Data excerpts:
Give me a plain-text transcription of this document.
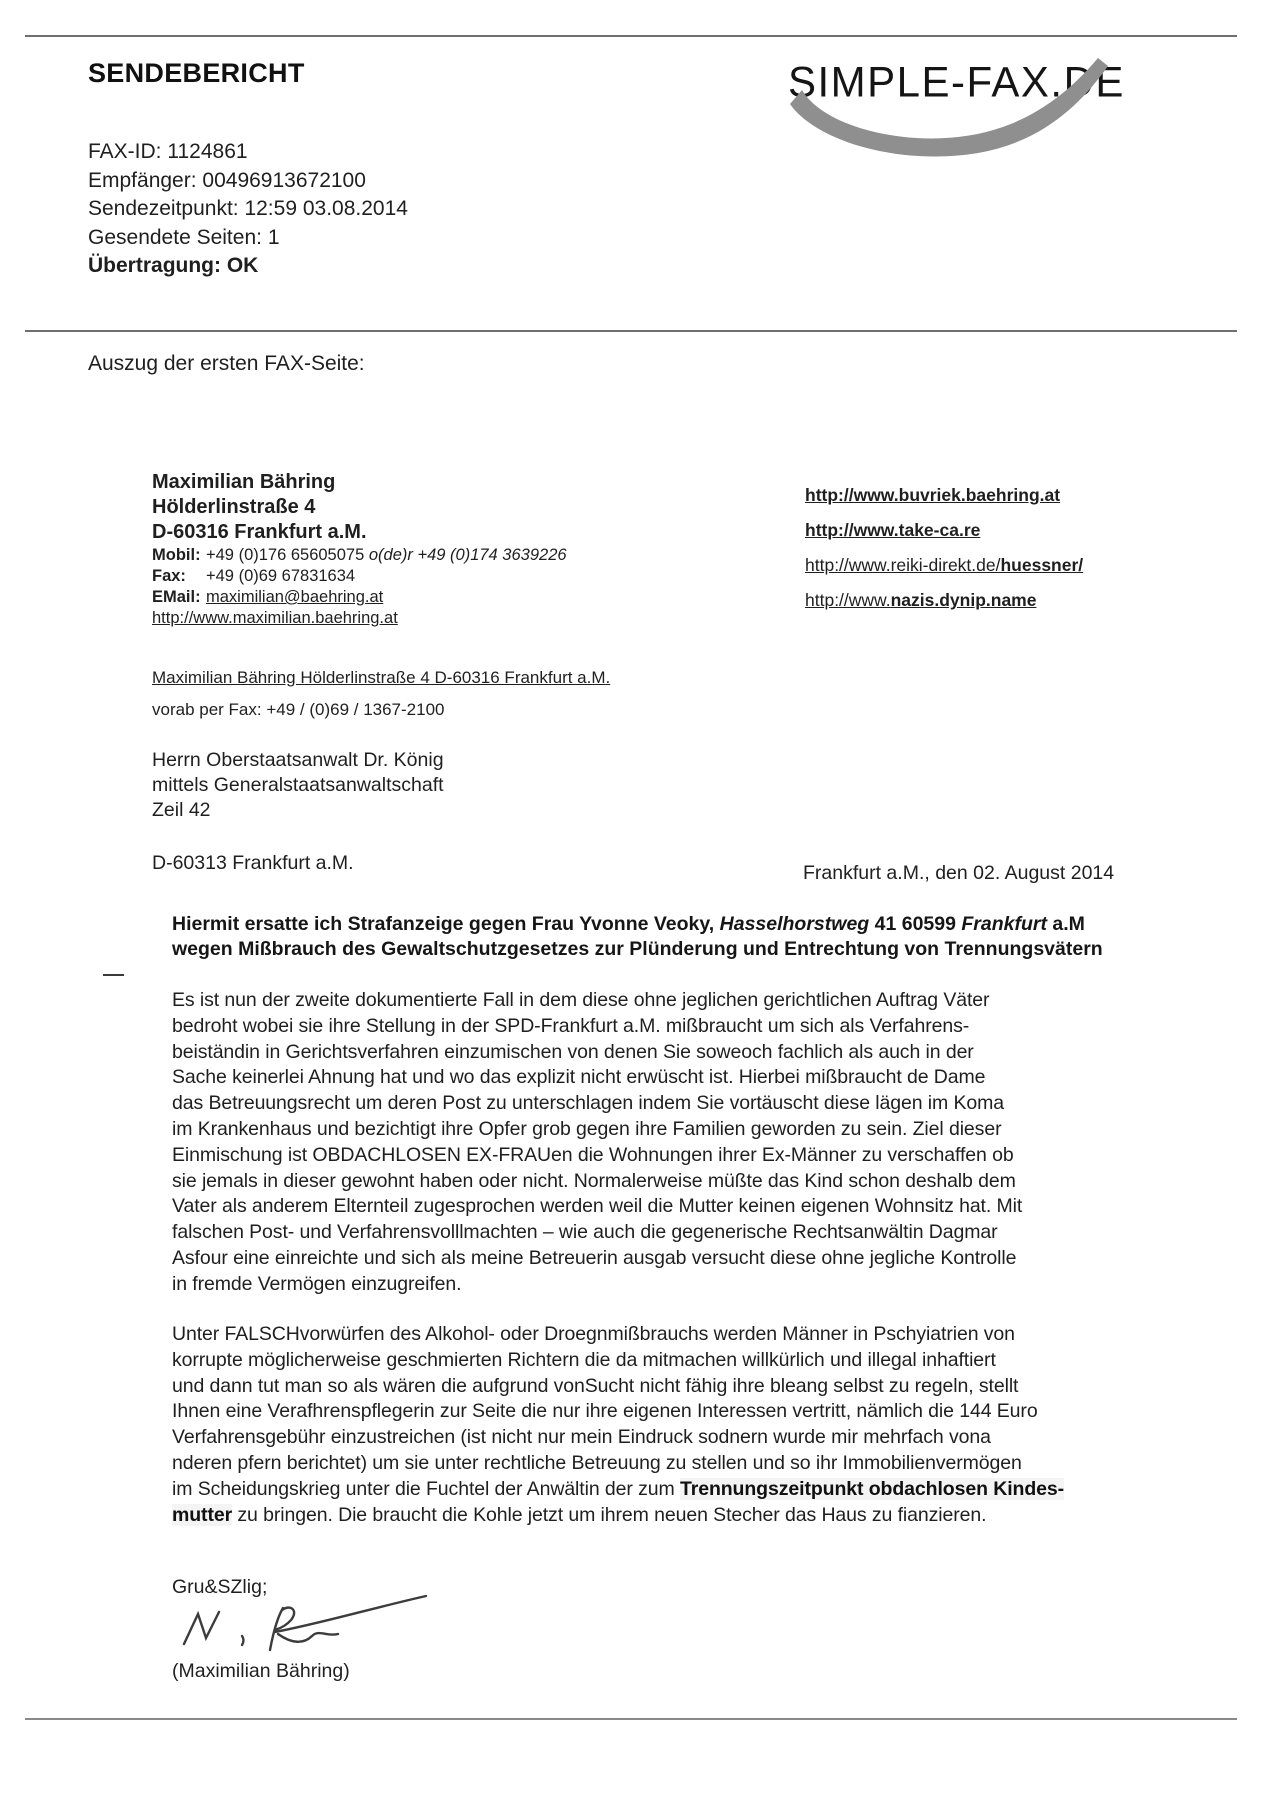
SENDEBERICHT	SIMPLE-FAX.DE
FAX-ID: 1124861
Empfänger: 00496913672100
Sendezeitpunkt: 12:59 03.08.2014
Gesendete Seiten: 1
Übertragung: OK
Auszug der ersten FAX-Seite:
Maximilian Bähring
Hölderlinstraße 4
D-60316 Frankfurt a.M.
Mobil: +49 (0)176 65605075 o(de)r +49 (0)174 3639226
Fax: +49 (0)69 67831634
EMail: maximilian@baehring.at
http://www.maximilian.baehring.at
http://www.buvriek.baehring.at
http://www.take-ca.re
http://www.reiki-direkt.de/huessner/
http://www.nazis.dynip.name
Maximilian Bähring Hölderlinstraße 4 D-60316 Frankfurt a.M.
vorab per Fax: +49 / (0)69 / 1367-2100
Herrn Oberstaatsanwalt Dr. König
mittels Generalstaatsanwaltschaft
Zeil 42
D-60313 Frankfurt a.M.	Frankfurt a.M., den 02. August 2014
Hiermit ersatte ich Strafanzeige gegen Frau Yvonne Veoky, Hasselhorstweg 41 60599 Frankfurt a.M
wegen Mißbrauch des Gewaltschutzgesetzes zur Plünderung und Entrechtung von Trennungsvätern
Es ist nun der zweite dokumentierte Fall in dem diese ohne jeglichen gerichtlichen Auftrag Väter
bedroht wobei sie ihre Stellung in der SPD-Frankfurt a.M. mißbraucht um sich als Verfahrens-
beiständin in Gerichtsverfahren einzumischen von denen Sie soweoch fachlich als auch in der
Sache keinerlei Ahnung hat und wo das explizit nicht erwüscht ist. Hierbei mißbraucht de Dame
das Betreuungsrecht um deren Post zu unterschlagen indem Sie vortäuscht diese lägen im Koma
im Krankenhaus und bezichtigt ihre Opfer grob gegen ihre Familien geworden zu sein. Ziel dieser
Einmischung ist OBDACHLOSEN EX-FRAUen die Wohnungen ihrer Ex-Männer zu verschaffen ob
sie jemals in dieser gewohnt haben oder nicht. Normalerweise müßte das Kind schon deshalb dem
Vater als anderem Elternteil zugesprochen werden weil die Mutter keinen eigenen Wohnsitz hat. Mit
falschen Post- und Verfahrensvolllmachten – wie auch die gegenerische Rechtsanwältin Dagmar
Asfour eine einreichte und sich als meine Betreuerin ausgab versucht diese ohne jegliche Kontrolle
in fremde Vermögen einzugreifen.
Unter FALSCHvorwürfen des Alkohol- oder Droegnmißbrauchs werden Männer in Pschyiatrien von
korrupte möglicherweise geschmierten Richtern die da mitmachen willkürlich und illegal inhaftiert
und dann tut man so als wären die aufgrund vonSucht nicht fähig ihre bleang selbst zu regeln, stellt
Ihnen eine Verafhrenspflegerin zur Seite die nur ihre eigenen Interessen vertritt, nämlich die 144 Euro
Verfahrensgebühr einzustreichen (ist nicht nur mein Eindruck sodnern wurde mir mehrfach vona
nderen pfern berichtet) um sie unter rechtliche Betreuung zu stellen und so ihr Immobilienvermögen
im Scheidungskrieg unter die Fuchtel der Anwältin der zum Trennungszeitpunkt obdachlosen Kindes-
mutter zu bringen. Die braucht die Kohle jetzt um ihrem neuen Stecher das Haus zu fianzieren.
Gru&SZlig;
(Maximilian Bähring)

> _WHAT YOU NEED TO DO_
Go through the data above and transcribe it in full, omitting any image.

> _CORRECT OUTPUT_
Give me a plain-text transcription of this document.
SENDEBERICHT	SIMPLE-FAX.DE
FAX-ID: 1124861
Empfänger: 00496913672100
Sendezeitpunkt: 12:59 03.08.2014
Gesendete Seiten: 1
Übertragung: OK
Auszug der ersten FAX-Seite:
Maximilian Bähring
Hölderlinstraße 4
D-60316 Frankfurt a.M.
Mobil: +49 (0)176 65605075 o(de)r +49 (0)174 3639226
Fax: +49 (0)69 67831634
EMail: maximilian@baehring.at
http://www.maximilian.baehring.at
http://www.buvriek.baehring.at
http://www.take-ca.re
http://www.reiki-direkt.de/huessner/
http://www.nazis.dynip.name
Maximilian Bähring Hölderlinstraße 4 D-60316 Frankfurt a.M.
vorab per Fax: +49 / (0)69 / 1367-2100
Herrn Oberstaatsanwalt Dr. König
mittels Generalstaatsanwaltschaft
Zeil 42
D-60313 Frankfurt a.M.	Frankfurt a.M., den 02. August 2014
Hiermit ersatte ich Strafanzeige gegen Frau Yvonne Veoky, Hasselhorstweg 41 60599 Frankfurt a.M
wegen Mißbrauch des Gewaltschutzgesetzes zur Plünderung und Entrechtung von Trennungsvätern
Es ist nun der zweite dokumentierte Fall in dem diese ohne jeglichen gerichtlichen Auftrag Väter
bedroht wobei sie ihre Stellung in der SPD-Frankfurt a.M. mißbraucht um sich als Verfahrens-
beiständin in Gerichtsverfahren einzumischen von denen Sie soweoch fachlich als auch in der
Sache keinerlei Ahnung hat und wo das explizit nicht erwüscht ist. Hierbei mißbraucht de Dame
das Betreuungsrecht um deren Post zu unterschlagen indem Sie vortäuscht diese lägen im Koma
im Krankenhaus und bezichtigt ihre Opfer grob gegen ihre Familien geworden zu sein. Ziel dieser
Einmischung ist OBDACHLOSEN EX-FRAUen die Wohnungen ihrer Ex-Männer zu verschaffen ob
sie jemals in dieser gewohnt haben oder nicht. Normalerweise müßte das Kind schon deshalb dem
Vater als anderem Elternteil zugesprochen werden weil die Mutter keinen eigenen Wohnsitz hat. Mit
falschen Post- und Verfahrensvolllmachten – wie auch die gegenerische Rechtsanwältin Dagmar
Asfour eine einreichte und sich als meine Betreuerin ausgab versucht diese ohne jegliche Kontrolle
in fremde Vermögen einzugreifen.
Unter FALSCHvorwürfen des Alkohol- oder Droegnmißbrauchs werden Männer in Pschyiatrien von
korrupte möglicherweise geschmierten Richtern die da mitmachen willkürlich und illegal inhaftiert
und dann tut man so als wären die aufgrund vonSucht nicht fähig ihre bleang selbst zu regeln, stellt
Ihnen eine Verafhrenspflegerin zur Seite die nur ihre eigenen Interessen vertritt, nämlich die 144 Euro
Verfahrensgebühr einzustreichen (ist nicht nur mein Eindruck sodnern wurde mir mehrfach vona
nderen pfern berichtet) um sie unter rechtliche Betreuung zu stellen und so ihr Immobilienvermögen
im Scheidungskrieg unter die Fuchtel der Anwältin der zum Trennungszeitpunkt obdachlosen Kindes-
mutter zu bringen. Die braucht die Kohle jetzt um ihrem neuen Stecher das Haus zu fianzieren.
Gru&SZlig;
(Maximilian Bähring)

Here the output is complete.